> _TASK PROMPT_
Transcribe each of the records below exactly, excluding all pictures.

(Data items)
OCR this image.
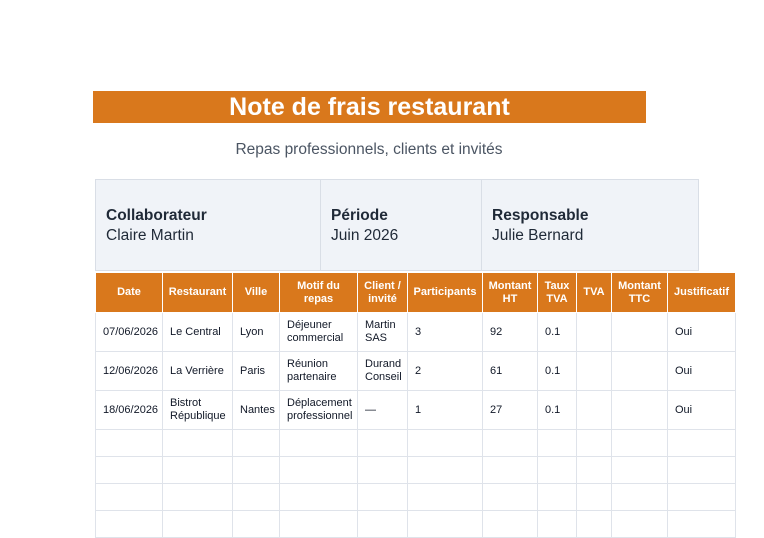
Note de frais restaurant
Repas professionnels, clients et invités
Collaborateur
Claire Martin
Période
Juin 2026
Responsable
Julie Bernard
Date	Restaurant	Ville	Motif du repas	Client / invité	Participants	Montant HT	Taux TVA	TVA	Montant TTC	Justificatif
07/06/2026	Le Central	Lyon	Déjeuner commercial	Martin SAS	3	92	0.1			Oui
12/06/2026	La Verrière	Paris	Réunion partenaire	Durand Conseil	2	61	0.1			Oui
18/06/2026	Bistrot République	Nantes	Déplacement professionnel	—	1	27	0.1			Oui
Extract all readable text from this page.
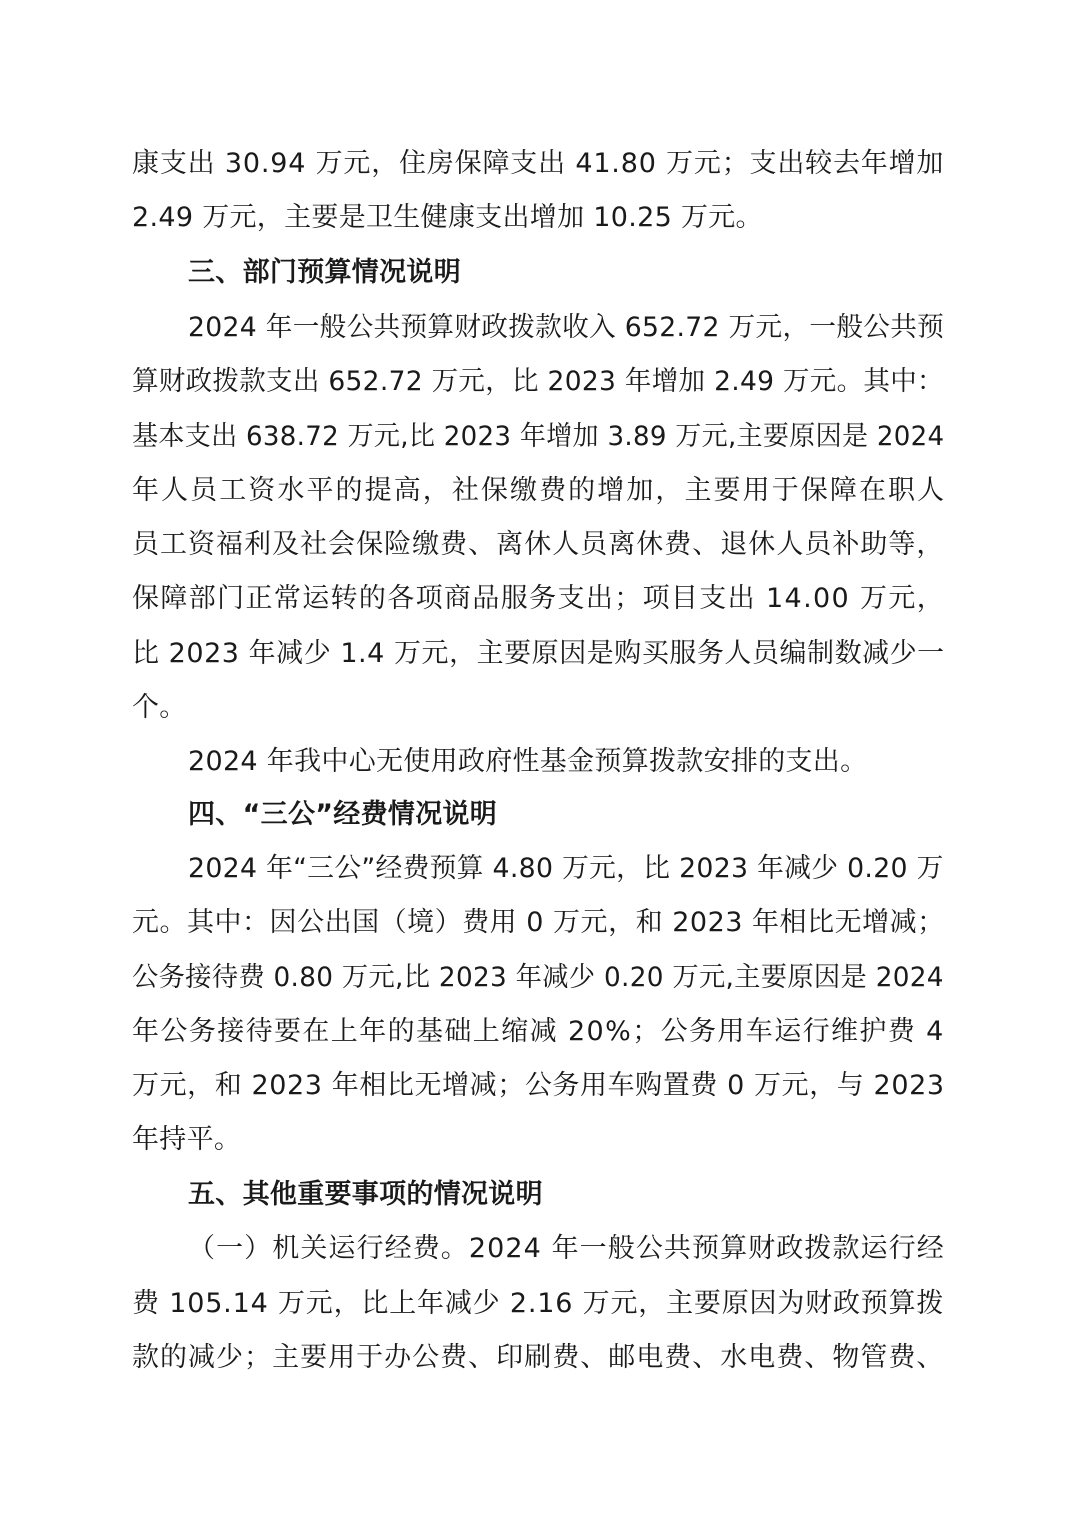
康支出 30.94 万元，住房保障支出 41.80 万元；支出较去年增加
2.49 万元，主要是卫生健康支出增加 10.25 万元。
三、部门预算情况说明
2024 年一般公共预算财政拨款收入 652.72 万元，一般公共预
算财政拨款支出 652.72 万元，比 2023 年增加 2.49 万元。其中：
基本支出 638.72 万元,比 2023 年增加 3.89 万元,主要原因是 2024
年人员工资水平的提高，社保缴费的增加，主要用于保障在职人
员工资福利及社会保险缴费、离休人员离休费、退休人员补助等，
保障部门正常运转的各项商品服务支出；项目支出 14.00 万元，
比 2023 年减少 1.4 万元，主要原因是购买服务人员编制数减少一
个。
2024 年我中心无使用政府性基金预算拨款安排的支出。
四、“三公”经费情况说明
2024 年“三公”经费预算 4.80 万元，比 2023 年减少 0.20 万
元。其中：因公出国（境）费用 0 万元，和 2023 年相比无增减；
公务接待费 0.80 万元,比 2023 年减少 0.20 万元,主要原因是 2024
年公务接待要在上年的基础上缩减 20%；公务用车运行维护费 4
万元，和 2023 年相比无增减；公务用车购置费 0 万元，与 2023
年持平。
五、其他重要事项的情况说明
（一）机关运行经费。2024 年一般公共预算财政拨款运行经
费 105.14 万元，比上年减少 2.16 万元，主要原因为财政预算拨
款的减少；主要用于办公费、印刷费、邮电费、水电费、物管费、
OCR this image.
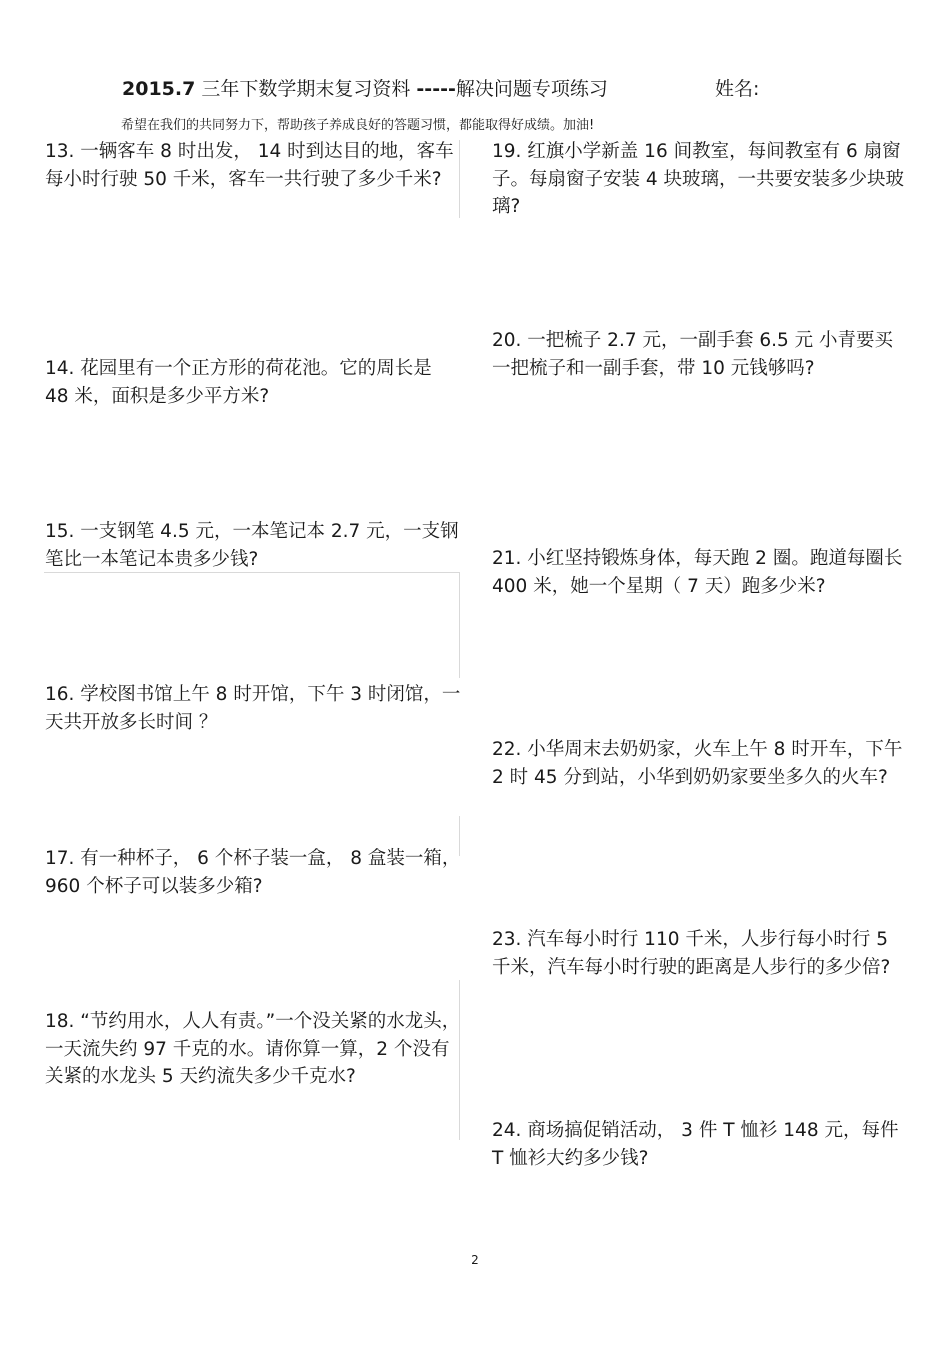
2015.7 三年下数学期末复习资料 -----解决问题专项练习	姓名:
希望在我们的共同努力下，帮助孩子养成良好的答题习惯，都能取得好成绩。加油!

13. 一辆客车 8 时出发， 14 时到达目的地，客车每小时行驶 50 千米，客车一共行驶了多少千米?

14. 花园里有一个正方形的荷花池。它的周长是 48 米，面积是多少平方米?

15. 一支钢笔 4.5 元，一本笔记本 2.7 元，一支钢笔比一本笔记本贵多少钱?

16. 学校图书馆上午 8 时开馆，下午 3 时闭馆，一天共开放多长时间 ？

17. 有一种杯子， 6 个杯子装一盒， 8 盒装一箱， 960 个杯子可以装多少箱?

18. “节约用水，人人有责。”一个没关紧的水龙头，一天流失约 97 千克的水。请你算一算，2 个没有关紧的水龙头 5 天约流失多少千克水?

19. 红旗小学新盖 16 间教室，每间教室有 6 扇窗子。每扇窗子安装 4 块玻璃，一共要安装多少块玻璃?

20. 一把梳子 2.7 元，一副手套 6.5 元 小青要买一把梳子和一副手套，带 10 元钱够吗?

21. 小红坚持锻炼身体，每天跑 2 圈。跑道每圈长 400 米，她一个星期（ 7 天）跑多少米?

22. 小华周末去奶奶家，火车上午 8 时开车，下午 2 时 45 分到站，小华到奶奶家要坐多久的火车?

23. 汽车每小时行 110 千米，人步行每小时行 5 千米，汽车每小时行驶的距离是人步行的多少倍?

24. 商场搞促销活动， 3 件 T 恤衫 148 元，每件 T 恤衫大约多少钱?

2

> _ANSWER FOR THE TASK_
OCR this image.
Note de frais restaurant
Repas professionnels, clients et invités
Collaborateur
Claire Martin
Période
Juin 2026
Responsable
Julie Bernard
Date	Restaurant	Ville	Motif du repas	Client / invité	Participants	Montant HT	Taux TVA	TVA	Montant TTC	Justificatif
07/06/2026	Le Central	Lyon	Déjeuner commercial	Martin SAS	3	92	0.1			Oui
12/06/2026	La Verrière	Paris	Réunion partenaire	Durand Conseil	2	61	0.1			Oui
18/06/2026	Bistrot République	Nantes	Déplacement professionnel	—	1	27	0.1			Oui
Extract all readable text from this page.
康支出 30.94 万元，住房保障支出 41.80 万元；支出较去年增加
2.49 万元，主要是卫生健康支出增加 10.25 万元。
三、部门预算情况说明
2024 年一般公共预算财政拨款收入 652.72 万元，一般公共预
算财政拨款支出 652.72 万元，比 2023 年增加 2.49 万元。其中：
基本支出 638.72 万元,比 2023 年增加 3.89 万元,主要原因是 2024
年人员工资水平的提高，社保缴费的增加，主要用于保障在职人
员工资福利及社会保险缴费、离休人员离休费、退休人员补助等，
保障部门正常运转的各项商品服务支出；项目支出 14.00 万元，
比 2023 年减少 1.4 万元，主要原因是购买服务人员编制数减少一
个。
2024 年我中心无使用政府性基金预算拨款安排的支出。
四、“三公”经费情况说明
2024 年“三公”经费预算 4.80 万元，比 2023 年减少 0.20 万
元。其中：因公出国（境）费用 0 万元，和 2023 年相比无增减；
公务接待费 0.80 万元,比 2023 年减少 0.20 万元,主要原因是 2024
年公务接待要在上年的基础上缩减 20%；公务用车运行维护费 4
万元，和 2023 年相比无增减；公务用车购置费 0 万元，与 2023
年持平。
五、其他重要事项的情况说明
（一）机关运行经费。2024 年一般公共预算财政拨款运行经
费 105.14 万元，比上年减少 2.16 万元，主要原因为财政预算拨
款的减少；主要用于办公费、印刷费、邮电费、水电费、物管费、
OCR this image.
2015.7 三年下数学期末复习资料 -----解决问题专项练习	姓名:
希望在我们的共同努力下，帮助孩子养成良好的答题习惯，都能取得好成绩。加油!

13. 一辆客车 8 时出发， 14 时到达目的地，客车每小时行驶 50 千米，客车一共行驶了多少千米?

14. 花园里有一个正方形的荷花池。它的周长是 48 米，面积是多少平方米?

15. 一支钢笔 4.5 元，一本笔记本 2.7 元，一支钢笔比一本笔记本贵多少钱?

16. 学校图书馆上午 8 时开馆，下午 3 时闭馆，一天共开放多长时间 ？

17. 有一种杯子， 6 个杯子装一盒， 8 盒装一箱， 960 个杯子可以装多少箱?

18. “节约用水，人人有责。”一个没关紧的水龙头，一天流失约 97 千克的水。请你算一算，2 个没有关紧的水龙头 5 天约流失多少千克水?

19. 红旗小学新盖 16 间教室，每间教室有 6 扇窗子。每扇窗子安装 4 块玻璃，一共要安装多少块玻璃?

20. 一把梳子 2.7 元，一副手套 6.5 元 小青要买一把梳子和一副手套，带 10 元钱够吗?

21. 小红坚持锻炼身体，每天跑 2 圈。跑道每圈长 400 米，她一个星期（ 7 天）跑多少米?

22. 小华周末去奶奶家，火车上午 8 时开车，下午 2 时 45 分到站，小华到奶奶家要坐多久的火车?

23. 汽车每小时行 110 千米，人步行每小时行 5 千米，汽车每小时行驶的距离是人步行的多少倍?

24. 商场搞促销活动， 3 件 T 恤衫 148 元，每件 T 恤衫大约多少钱?

2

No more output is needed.